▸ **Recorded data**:
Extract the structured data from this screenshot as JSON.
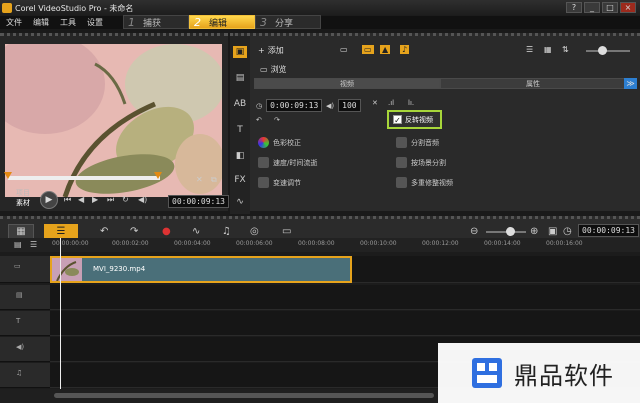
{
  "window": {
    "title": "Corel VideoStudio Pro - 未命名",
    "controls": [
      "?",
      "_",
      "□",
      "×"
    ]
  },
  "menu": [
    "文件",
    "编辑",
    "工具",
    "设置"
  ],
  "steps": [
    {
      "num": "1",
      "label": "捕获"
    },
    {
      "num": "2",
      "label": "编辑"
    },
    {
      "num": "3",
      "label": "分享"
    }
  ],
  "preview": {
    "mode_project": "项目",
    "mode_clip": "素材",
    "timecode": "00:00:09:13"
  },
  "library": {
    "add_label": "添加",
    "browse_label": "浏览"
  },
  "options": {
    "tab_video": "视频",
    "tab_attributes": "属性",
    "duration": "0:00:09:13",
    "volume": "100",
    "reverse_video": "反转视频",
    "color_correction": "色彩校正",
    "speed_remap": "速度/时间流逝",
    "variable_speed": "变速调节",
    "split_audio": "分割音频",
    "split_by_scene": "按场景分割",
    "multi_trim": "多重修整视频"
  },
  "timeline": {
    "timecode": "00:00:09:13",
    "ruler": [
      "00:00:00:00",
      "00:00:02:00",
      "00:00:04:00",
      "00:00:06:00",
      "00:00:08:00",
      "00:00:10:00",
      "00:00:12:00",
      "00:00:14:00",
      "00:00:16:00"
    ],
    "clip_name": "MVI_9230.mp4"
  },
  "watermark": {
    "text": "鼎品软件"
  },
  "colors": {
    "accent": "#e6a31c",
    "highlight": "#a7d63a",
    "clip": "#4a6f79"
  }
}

▸ **Objective**:
Leave every image out, and retype the material exactly.

▸ **Complete response**:
Extract the structured data from this screenshot as JSON.
{
  "window": {
    "title": "Corel VideoStudio Pro - 未命名",
    "controls": [
      "?",
      "_",
      "□",
      "×"
    ]
  },
  "menu": [
    "文件",
    "编辑",
    "工具",
    "设置"
  ],
  "steps": [
    {
      "num": "1",
      "label": "捕获"
    },
    {
      "num": "2",
      "label": "编辑"
    },
    {
      "num": "3",
      "label": "分享"
    }
  ],
  "preview": {
    "mode_project": "项目",
    "mode_clip": "素材",
    "timecode": "00:00:09:13"
  },
  "library": {
    "add_label": "添加",
    "browse_label": "浏览"
  },
  "options": {
    "tab_video": "视频",
    "tab_attributes": "属性",
    "duration": "0:00:09:13",
    "volume": "100",
    "reverse_video": "反转视频",
    "color_correction": "色彩校正",
    "speed_remap": "速度/时间流逝",
    "variable_speed": "变速调节",
    "split_audio": "分割音频",
    "split_by_scene": "按场景分割",
    "multi_trim": "多重修整视频"
  },
  "timeline": {
    "timecode": "00:00:09:13",
    "ruler": [
      "00:00:00:00",
      "00:00:02:00",
      "00:00:04:00",
      "00:00:06:00",
      "00:00:08:00",
      "00:00:10:00",
      "00:00:12:00",
      "00:00:14:00",
      "00:00:16:00"
    ],
    "clip_name": "MVI_9230.mp4"
  },
  "watermark": {
    "text": "鼎品软件"
  },
  "colors": {
    "accent": "#e6a31c",
    "highlight": "#a7d63a",
    "clip": "#4a6f79"
  }
}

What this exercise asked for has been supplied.